**REQUIREMENT**: Collect all lines below with the string "bottom".

**RECORD EXTRACTS**:
— BEGIN —

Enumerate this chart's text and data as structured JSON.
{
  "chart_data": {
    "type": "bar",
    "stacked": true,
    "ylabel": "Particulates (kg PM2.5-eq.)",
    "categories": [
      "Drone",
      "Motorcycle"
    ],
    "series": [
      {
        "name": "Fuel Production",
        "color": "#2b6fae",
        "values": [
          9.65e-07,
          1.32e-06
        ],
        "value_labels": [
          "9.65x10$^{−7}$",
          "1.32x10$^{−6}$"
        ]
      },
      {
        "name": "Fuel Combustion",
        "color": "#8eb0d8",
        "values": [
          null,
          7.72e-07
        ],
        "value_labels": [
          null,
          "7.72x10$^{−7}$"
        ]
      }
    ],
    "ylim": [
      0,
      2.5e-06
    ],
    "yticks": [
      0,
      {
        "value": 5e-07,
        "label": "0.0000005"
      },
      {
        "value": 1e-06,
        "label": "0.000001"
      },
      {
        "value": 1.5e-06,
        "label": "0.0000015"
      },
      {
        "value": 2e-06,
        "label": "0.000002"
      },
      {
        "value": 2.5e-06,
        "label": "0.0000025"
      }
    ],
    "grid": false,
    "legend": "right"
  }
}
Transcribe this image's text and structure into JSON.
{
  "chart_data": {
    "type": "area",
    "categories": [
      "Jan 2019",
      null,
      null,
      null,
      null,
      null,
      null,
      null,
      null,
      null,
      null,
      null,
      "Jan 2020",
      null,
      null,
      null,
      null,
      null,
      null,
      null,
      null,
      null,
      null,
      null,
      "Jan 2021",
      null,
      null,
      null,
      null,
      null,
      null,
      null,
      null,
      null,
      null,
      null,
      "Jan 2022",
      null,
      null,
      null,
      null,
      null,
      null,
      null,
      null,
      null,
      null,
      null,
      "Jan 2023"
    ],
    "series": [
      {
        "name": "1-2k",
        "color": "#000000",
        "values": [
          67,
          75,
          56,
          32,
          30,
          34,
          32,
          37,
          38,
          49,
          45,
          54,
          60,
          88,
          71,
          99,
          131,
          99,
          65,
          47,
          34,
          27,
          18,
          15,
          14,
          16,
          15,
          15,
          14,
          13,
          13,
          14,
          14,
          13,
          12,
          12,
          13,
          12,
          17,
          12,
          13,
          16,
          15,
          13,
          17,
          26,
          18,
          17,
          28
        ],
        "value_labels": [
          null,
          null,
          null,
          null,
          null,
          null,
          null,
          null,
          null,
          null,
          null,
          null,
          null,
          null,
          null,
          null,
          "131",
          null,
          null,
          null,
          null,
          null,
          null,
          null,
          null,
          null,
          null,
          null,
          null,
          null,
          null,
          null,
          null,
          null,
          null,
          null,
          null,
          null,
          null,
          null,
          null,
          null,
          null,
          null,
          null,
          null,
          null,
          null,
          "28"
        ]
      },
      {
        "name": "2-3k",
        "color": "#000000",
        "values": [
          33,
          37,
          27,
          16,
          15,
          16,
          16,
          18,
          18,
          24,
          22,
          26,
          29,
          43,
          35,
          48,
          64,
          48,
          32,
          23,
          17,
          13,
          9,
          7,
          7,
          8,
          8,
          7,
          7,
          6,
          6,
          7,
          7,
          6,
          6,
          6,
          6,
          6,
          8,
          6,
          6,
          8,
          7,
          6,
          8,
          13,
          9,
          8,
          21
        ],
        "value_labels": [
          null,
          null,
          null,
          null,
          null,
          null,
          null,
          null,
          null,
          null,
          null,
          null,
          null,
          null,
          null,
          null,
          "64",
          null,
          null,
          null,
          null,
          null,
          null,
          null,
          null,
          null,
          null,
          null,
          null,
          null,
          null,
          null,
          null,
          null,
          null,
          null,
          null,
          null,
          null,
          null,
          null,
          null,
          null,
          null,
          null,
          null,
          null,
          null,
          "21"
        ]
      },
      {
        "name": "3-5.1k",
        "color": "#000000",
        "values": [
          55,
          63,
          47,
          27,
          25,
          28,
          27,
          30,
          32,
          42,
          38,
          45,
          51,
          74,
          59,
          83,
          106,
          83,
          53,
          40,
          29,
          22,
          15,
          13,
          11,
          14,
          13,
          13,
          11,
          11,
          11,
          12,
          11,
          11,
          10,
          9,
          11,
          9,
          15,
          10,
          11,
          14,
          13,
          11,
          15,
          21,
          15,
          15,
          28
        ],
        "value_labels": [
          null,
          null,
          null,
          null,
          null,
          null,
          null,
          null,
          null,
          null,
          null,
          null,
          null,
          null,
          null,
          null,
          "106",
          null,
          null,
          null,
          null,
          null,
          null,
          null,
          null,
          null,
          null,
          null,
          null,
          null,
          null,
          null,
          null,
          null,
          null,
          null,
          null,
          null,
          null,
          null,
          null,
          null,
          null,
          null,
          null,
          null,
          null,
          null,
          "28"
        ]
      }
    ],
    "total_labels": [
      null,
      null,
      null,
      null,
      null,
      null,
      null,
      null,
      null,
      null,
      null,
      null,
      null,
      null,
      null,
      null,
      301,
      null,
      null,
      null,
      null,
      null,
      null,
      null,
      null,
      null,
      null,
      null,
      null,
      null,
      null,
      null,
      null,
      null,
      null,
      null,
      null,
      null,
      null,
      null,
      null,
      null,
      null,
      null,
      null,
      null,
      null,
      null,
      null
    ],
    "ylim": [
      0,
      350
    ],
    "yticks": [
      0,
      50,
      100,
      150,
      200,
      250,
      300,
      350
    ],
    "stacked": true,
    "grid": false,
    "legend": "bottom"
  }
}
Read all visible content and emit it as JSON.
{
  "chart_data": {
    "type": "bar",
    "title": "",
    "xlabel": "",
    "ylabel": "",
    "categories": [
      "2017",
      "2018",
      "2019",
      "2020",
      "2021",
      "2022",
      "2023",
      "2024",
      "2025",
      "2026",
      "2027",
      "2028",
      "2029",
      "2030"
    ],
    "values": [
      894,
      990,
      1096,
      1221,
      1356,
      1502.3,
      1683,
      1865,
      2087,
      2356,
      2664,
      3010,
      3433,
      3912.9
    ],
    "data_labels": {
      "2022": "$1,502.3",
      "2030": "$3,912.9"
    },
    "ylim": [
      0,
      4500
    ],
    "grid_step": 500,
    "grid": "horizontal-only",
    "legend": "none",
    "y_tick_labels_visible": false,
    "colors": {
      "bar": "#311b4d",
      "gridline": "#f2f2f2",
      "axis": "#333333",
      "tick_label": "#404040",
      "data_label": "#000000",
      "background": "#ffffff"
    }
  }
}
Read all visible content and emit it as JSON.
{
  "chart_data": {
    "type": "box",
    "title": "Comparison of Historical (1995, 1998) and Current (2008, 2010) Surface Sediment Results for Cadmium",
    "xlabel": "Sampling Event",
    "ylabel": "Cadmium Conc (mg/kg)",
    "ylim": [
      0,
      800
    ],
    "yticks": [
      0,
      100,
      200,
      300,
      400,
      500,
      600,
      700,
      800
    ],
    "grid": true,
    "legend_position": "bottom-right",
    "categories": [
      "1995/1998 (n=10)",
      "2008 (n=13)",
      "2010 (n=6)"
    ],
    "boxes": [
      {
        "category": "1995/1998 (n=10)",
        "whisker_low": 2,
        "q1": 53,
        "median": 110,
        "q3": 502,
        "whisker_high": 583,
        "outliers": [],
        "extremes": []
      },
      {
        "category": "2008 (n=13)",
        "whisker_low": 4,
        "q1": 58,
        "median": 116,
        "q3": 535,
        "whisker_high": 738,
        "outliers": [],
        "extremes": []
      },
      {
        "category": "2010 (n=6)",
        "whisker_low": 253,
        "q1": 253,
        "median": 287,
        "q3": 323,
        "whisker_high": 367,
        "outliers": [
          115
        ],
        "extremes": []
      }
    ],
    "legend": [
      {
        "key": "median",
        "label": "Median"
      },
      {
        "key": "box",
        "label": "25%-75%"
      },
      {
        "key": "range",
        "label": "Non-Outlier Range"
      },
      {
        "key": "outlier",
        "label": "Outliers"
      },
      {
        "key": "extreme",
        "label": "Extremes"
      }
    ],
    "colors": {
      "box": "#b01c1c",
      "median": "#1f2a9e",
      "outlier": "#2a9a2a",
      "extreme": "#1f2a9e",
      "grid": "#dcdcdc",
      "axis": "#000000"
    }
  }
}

— END —

**IN RESPONSE**:
    "legend": "bottom"
    "legend_position": "bottom-right",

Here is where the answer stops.